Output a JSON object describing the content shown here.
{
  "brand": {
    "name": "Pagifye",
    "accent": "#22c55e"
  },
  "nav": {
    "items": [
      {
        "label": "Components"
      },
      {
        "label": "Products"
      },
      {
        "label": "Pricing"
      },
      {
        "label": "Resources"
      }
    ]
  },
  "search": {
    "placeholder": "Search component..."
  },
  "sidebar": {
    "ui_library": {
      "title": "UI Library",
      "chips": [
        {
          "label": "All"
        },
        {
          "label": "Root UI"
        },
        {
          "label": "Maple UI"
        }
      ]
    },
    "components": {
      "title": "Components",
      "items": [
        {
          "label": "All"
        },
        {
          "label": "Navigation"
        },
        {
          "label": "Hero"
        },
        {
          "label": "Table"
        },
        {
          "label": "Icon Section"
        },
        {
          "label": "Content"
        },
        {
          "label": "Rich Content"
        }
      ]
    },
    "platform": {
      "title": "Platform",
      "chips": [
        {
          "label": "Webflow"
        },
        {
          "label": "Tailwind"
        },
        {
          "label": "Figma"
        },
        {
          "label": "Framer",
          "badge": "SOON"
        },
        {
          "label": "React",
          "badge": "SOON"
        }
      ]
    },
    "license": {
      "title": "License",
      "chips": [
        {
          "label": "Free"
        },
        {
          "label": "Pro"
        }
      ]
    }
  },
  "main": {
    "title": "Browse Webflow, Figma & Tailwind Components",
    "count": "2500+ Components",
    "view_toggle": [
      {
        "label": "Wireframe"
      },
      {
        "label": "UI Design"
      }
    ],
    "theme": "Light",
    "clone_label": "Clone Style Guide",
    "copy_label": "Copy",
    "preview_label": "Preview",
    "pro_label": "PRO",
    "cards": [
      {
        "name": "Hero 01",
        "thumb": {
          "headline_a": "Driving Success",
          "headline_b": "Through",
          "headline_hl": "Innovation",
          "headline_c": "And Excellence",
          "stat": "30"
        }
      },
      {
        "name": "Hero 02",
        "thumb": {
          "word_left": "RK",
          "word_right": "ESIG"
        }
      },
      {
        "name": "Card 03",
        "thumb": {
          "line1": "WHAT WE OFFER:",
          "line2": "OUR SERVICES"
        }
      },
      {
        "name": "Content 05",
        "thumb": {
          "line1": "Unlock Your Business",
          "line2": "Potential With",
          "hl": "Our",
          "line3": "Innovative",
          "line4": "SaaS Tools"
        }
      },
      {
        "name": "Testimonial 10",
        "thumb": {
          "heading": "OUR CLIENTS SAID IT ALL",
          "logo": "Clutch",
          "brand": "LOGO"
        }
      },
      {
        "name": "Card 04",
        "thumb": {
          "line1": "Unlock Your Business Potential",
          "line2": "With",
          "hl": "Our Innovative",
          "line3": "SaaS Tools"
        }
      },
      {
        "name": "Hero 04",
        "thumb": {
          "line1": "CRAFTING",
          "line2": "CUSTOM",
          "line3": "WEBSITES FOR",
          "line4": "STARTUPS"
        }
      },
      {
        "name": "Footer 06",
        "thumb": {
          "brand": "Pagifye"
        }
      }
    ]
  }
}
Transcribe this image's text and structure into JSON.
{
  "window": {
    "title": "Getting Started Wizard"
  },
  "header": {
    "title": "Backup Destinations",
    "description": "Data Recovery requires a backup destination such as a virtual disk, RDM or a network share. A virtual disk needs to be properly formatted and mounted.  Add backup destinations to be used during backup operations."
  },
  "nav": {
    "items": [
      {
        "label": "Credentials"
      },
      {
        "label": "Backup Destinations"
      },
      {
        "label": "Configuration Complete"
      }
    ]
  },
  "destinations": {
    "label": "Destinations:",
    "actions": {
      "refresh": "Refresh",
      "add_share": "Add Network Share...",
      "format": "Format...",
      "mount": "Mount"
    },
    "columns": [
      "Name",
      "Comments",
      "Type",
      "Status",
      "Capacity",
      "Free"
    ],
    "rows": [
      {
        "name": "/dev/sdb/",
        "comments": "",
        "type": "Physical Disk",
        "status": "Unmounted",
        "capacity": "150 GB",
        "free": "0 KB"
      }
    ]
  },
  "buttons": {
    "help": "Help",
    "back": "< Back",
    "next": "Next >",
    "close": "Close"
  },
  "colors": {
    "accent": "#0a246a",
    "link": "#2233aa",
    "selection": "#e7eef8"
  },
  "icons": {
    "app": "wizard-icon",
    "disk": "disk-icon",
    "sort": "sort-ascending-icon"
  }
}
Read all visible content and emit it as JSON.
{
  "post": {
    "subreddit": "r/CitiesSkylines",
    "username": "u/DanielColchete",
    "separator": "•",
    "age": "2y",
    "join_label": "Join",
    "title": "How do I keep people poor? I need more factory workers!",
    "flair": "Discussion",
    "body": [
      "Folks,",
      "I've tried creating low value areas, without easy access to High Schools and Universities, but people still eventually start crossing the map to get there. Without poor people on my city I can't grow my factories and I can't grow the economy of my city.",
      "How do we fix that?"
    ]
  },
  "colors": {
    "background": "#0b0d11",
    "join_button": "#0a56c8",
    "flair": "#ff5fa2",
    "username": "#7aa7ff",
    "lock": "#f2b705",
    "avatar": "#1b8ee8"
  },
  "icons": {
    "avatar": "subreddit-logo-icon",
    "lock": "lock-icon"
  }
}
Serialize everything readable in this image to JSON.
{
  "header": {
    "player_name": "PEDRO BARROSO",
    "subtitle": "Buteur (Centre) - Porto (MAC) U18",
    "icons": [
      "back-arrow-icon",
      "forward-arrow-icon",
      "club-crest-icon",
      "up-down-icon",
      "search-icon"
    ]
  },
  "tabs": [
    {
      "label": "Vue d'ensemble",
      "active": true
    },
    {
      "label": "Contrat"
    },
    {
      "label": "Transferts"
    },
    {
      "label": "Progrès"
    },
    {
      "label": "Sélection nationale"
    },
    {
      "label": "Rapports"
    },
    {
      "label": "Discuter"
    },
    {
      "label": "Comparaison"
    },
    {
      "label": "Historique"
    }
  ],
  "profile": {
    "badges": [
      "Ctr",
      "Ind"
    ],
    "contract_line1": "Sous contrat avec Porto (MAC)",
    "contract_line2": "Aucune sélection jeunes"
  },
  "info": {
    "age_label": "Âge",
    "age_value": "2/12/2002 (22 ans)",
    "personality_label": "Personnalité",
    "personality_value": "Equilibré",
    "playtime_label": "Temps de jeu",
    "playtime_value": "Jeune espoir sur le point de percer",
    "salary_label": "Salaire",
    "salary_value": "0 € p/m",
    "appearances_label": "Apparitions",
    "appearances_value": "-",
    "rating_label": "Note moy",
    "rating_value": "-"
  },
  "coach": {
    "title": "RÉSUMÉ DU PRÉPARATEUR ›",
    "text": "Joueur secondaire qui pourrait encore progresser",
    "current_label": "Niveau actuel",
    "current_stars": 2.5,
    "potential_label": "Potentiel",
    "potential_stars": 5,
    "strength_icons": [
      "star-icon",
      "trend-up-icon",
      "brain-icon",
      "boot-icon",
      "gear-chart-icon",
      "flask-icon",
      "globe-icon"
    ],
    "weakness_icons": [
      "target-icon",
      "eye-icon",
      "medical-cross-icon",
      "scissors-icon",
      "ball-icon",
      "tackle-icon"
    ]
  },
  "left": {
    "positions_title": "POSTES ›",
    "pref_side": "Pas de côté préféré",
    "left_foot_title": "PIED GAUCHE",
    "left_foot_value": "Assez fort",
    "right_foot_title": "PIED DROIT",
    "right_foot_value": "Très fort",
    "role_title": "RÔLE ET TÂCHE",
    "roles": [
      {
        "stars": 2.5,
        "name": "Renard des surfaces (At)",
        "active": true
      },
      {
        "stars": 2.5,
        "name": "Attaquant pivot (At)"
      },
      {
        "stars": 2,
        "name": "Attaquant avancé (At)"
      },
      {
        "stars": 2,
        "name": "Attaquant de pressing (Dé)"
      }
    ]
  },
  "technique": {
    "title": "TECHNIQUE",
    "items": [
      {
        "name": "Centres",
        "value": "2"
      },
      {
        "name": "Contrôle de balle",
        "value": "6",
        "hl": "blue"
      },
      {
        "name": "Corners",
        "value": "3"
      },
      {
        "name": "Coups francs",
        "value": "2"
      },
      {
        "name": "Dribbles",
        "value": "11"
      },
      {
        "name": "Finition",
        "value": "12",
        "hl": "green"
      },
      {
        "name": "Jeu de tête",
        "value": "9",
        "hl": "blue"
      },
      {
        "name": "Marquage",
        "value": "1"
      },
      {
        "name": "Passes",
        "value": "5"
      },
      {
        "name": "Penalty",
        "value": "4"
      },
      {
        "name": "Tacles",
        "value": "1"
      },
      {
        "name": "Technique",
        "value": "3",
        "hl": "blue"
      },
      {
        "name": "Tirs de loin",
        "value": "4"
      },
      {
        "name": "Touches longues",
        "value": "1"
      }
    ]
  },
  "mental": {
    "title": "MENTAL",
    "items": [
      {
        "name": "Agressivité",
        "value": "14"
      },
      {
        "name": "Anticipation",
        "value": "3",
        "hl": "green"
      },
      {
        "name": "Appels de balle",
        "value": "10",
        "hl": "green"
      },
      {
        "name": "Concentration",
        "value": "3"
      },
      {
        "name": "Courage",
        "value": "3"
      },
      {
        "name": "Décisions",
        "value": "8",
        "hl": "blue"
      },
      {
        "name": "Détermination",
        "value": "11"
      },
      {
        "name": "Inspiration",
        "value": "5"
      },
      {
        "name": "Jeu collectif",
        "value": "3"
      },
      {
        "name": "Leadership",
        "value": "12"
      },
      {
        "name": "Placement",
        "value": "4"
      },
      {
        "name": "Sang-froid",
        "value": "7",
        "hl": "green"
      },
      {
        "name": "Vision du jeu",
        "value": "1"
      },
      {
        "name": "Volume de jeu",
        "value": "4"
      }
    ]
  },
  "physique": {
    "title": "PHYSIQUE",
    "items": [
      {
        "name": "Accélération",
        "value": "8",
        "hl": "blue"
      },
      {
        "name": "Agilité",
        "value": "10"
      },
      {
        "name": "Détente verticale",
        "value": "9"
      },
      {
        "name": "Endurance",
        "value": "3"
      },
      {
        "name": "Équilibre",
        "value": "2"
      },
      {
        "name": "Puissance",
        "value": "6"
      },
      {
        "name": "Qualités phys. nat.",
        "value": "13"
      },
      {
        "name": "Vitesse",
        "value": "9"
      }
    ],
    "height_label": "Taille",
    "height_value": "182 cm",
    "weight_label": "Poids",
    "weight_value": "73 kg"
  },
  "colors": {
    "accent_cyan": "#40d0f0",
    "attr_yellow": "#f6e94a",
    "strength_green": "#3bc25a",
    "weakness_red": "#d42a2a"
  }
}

________________

> **Exercise requirements**:
Out of the material above, gather each line where "Figma" appears.

> **Exercise answer**:
          "label": "Figma"
    "title": "Browse Webflow, Figma & Tailwind Components",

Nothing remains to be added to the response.